* Required work *
Of the lines listed below, how many contain the string "النساء"? Answer with the number alone.
┌────────
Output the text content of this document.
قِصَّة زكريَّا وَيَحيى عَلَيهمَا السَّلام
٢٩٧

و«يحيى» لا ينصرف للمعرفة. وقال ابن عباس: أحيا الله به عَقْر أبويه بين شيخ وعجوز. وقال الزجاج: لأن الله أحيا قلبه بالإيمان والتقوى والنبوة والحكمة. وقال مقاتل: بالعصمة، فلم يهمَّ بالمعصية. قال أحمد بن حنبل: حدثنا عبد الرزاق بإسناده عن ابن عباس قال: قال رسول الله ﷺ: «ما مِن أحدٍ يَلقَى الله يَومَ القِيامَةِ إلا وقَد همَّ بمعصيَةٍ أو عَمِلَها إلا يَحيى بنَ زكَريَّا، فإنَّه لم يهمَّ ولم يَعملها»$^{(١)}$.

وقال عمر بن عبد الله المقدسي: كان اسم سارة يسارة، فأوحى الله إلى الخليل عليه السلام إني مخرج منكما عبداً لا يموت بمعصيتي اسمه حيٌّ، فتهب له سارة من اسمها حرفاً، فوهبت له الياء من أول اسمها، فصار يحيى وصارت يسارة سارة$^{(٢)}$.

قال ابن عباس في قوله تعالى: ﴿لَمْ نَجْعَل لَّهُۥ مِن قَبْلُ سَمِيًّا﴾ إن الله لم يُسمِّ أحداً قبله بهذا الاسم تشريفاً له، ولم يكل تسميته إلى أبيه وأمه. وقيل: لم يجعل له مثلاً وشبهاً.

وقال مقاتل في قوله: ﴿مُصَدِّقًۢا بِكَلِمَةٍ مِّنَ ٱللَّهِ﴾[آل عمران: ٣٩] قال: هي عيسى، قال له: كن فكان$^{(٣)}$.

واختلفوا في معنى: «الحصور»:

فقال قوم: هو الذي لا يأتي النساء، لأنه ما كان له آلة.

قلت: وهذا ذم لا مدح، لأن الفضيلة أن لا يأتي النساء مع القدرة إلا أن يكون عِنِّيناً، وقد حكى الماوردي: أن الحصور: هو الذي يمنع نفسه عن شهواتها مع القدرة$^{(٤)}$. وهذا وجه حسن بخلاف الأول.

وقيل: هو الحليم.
└────────
* Correct response *
2